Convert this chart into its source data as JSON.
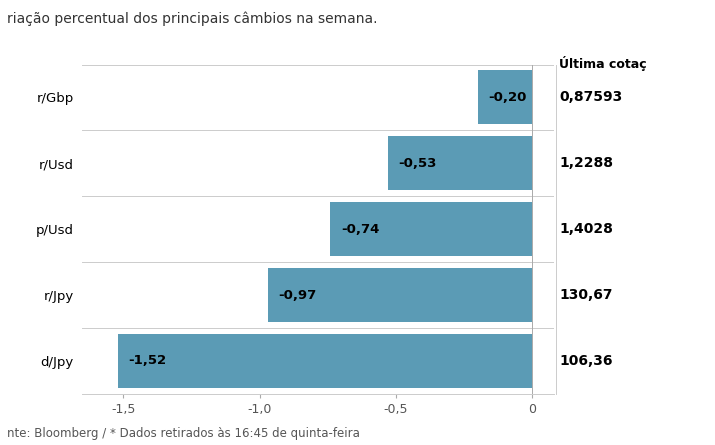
{
  "subtitle": "riação percentual dos principais câmbios na semana.",
  "categories": [
    "r/Gbp",
    "r/Usd",
    "p/Usd",
    "r/Jpy",
    "d/Jpy"
  ],
  "values": [
    -0.2,
    -0.53,
    -0.74,
    -0.97,
    -1.52
  ],
  "bar_labels": [
    "-0,20",
    "-0,53",
    "-0,74",
    "-0,97",
    "-1,52"
  ],
  "ultima_cotacao_header": "Última cotaç",
  "ultima_cotacao_values": [
    "0,87593",
    "1,2288",
    "1,4028",
    "130,67",
    "106,36"
  ],
  "bar_color": "#5b9bb5",
  "xlim": [
    -1.65,
    0.08
  ],
  "xticks": [
    -1.5,
    -1.0,
    -0.5,
    0
  ],
  "xtick_labels": [
    "-1,5",
    "-1,0",
    "-0,5",
    "0"
  ],
  "footer": "nte: Bloomberg / * Dados retirados às 16:45 de quinta-feira",
  "background_color": "#ffffff",
  "bar_height": 0.82,
  "label_fontsize": 9.5,
  "category_fontsize": 9.5,
  "cotacao_fontsize": 10,
  "subtitle_fontsize": 10,
  "footer_fontsize": 8.5
}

* Task description
Skip every picture and transcribe the data above exactly.

* Response to this exercise
Convert this chart into its source data as JSON.
{
  "subtitle": "riação percentual dos principais câmbios na semana.",
  "categories": [
    "r/Gbp",
    "r/Usd",
    "p/Usd",
    "r/Jpy",
    "d/Jpy"
  ],
  "values": [
    -0.2,
    -0.53,
    -0.74,
    -0.97,
    -1.52
  ],
  "bar_labels": [
    "-0,20",
    "-0,53",
    "-0,74",
    "-0,97",
    "-1,52"
  ],
  "ultima_cotacao_header": "Última cotaç",
  "ultima_cotacao_values": [
    "0,87593",
    "1,2288",
    "1,4028",
    "130,67",
    "106,36"
  ],
  "bar_color": "#5b9bb5",
  "xlim": [
    -1.65,
    0.08
  ],
  "xticks": [
    -1.5,
    -1.0,
    -0.5,
    0
  ],
  "xtick_labels": [
    "-1,5",
    "-1,0",
    "-0,5",
    "0"
  ],
  "footer": "nte: Bloomberg / * Dados retirados às 16:45 de quinta-feira",
  "background_color": "#ffffff",
  "bar_height": 0.82,
  "label_fontsize": 9.5,
  "category_fontsize": 9.5,
  "cotacao_fontsize": 10,
  "subtitle_fontsize": 10,
  "footer_fontsize": 8.5
}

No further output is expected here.